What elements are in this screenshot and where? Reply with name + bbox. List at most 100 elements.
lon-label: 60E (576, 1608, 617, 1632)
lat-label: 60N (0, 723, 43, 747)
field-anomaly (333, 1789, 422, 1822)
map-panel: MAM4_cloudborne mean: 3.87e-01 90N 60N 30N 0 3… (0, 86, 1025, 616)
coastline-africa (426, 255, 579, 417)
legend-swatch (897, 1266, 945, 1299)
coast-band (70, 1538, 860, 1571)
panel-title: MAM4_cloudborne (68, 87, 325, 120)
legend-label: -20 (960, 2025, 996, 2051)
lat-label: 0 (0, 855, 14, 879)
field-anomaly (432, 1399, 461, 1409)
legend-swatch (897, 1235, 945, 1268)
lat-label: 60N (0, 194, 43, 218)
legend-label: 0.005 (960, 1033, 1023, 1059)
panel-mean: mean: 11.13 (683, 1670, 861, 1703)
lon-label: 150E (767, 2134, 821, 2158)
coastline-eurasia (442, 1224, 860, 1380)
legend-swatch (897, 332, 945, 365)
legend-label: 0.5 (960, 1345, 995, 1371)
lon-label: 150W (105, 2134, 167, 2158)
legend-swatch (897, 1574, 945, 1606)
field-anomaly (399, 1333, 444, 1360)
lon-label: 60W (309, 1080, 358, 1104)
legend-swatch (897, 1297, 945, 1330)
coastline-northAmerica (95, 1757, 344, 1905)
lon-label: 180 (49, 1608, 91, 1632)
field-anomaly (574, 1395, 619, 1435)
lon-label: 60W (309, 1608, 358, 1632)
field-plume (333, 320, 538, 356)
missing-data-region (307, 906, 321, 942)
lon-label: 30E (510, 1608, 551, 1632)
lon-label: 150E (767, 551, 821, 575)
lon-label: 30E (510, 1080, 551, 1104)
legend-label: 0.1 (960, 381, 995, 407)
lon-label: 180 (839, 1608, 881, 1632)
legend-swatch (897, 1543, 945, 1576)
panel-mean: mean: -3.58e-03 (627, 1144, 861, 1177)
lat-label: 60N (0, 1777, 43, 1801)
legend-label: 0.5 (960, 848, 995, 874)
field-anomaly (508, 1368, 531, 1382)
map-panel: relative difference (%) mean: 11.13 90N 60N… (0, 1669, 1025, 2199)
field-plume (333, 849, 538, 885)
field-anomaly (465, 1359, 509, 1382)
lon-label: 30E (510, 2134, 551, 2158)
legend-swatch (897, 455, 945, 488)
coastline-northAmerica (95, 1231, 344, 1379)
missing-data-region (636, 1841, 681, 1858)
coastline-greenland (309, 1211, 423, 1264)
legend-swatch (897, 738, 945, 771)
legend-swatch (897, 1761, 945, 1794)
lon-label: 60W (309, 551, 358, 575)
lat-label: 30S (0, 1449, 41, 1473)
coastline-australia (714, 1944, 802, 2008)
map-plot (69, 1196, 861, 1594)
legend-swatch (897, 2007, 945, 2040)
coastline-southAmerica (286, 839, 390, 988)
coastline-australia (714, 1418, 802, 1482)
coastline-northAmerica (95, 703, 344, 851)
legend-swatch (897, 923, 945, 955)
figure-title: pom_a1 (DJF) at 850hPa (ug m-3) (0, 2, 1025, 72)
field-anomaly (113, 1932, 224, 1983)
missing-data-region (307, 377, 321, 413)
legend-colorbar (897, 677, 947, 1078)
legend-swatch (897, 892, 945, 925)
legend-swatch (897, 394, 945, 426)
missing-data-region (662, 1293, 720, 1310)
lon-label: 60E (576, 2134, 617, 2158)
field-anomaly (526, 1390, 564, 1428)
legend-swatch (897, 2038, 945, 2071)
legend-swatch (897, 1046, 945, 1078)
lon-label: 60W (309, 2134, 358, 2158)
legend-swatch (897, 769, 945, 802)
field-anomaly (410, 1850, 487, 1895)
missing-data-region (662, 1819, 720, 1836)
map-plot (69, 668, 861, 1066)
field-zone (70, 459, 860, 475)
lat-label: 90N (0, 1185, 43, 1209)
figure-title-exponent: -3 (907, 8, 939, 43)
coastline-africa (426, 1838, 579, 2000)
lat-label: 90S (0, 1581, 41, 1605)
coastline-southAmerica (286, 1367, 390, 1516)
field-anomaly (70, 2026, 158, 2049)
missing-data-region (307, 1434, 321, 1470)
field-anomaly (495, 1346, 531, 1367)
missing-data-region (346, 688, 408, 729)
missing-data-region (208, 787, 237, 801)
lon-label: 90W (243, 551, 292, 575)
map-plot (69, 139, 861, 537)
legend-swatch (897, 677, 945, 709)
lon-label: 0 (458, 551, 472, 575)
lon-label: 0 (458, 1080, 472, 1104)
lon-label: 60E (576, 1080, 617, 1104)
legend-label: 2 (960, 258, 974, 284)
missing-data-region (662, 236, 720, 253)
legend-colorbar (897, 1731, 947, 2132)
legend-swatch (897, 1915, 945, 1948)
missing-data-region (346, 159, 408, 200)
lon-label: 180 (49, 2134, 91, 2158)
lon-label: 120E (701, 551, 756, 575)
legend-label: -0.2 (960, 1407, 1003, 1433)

▬▬▬▬▬▬

**EXERCISE**
Please output the records above, from their first line through the line containing "panel-title: MAM4_cloudborne (68, 87, 325, 120)", as a JSON list of strings with one string per line and blank lines omitted.

**SOLUTION FOR THIS TASK**
[
  "What elements are in this screenshot and where? Reply with name + bbox. List at most 100 elements.",
  "lon-label: 60E (576, 1608, 617, 1632)",
  "lat-label: 60N (0, 723, 43, 747)",
  "field-anomaly (333, 1789, 422, 1822)",
  "map-panel: MAM4_cloudborne mean: 3.87e-01 90N 60N 30N 0 3… (0, 86, 1025, 616)",
  "coastline-africa (426, 255, 579, 417)",
  "legend-swatch (897, 1266, 945, 1299)",
  "coast-band (70, 1538, 860, 1571)",
  "panel-title: MAM4_cloudborne (68, 87, 325, 120)"
]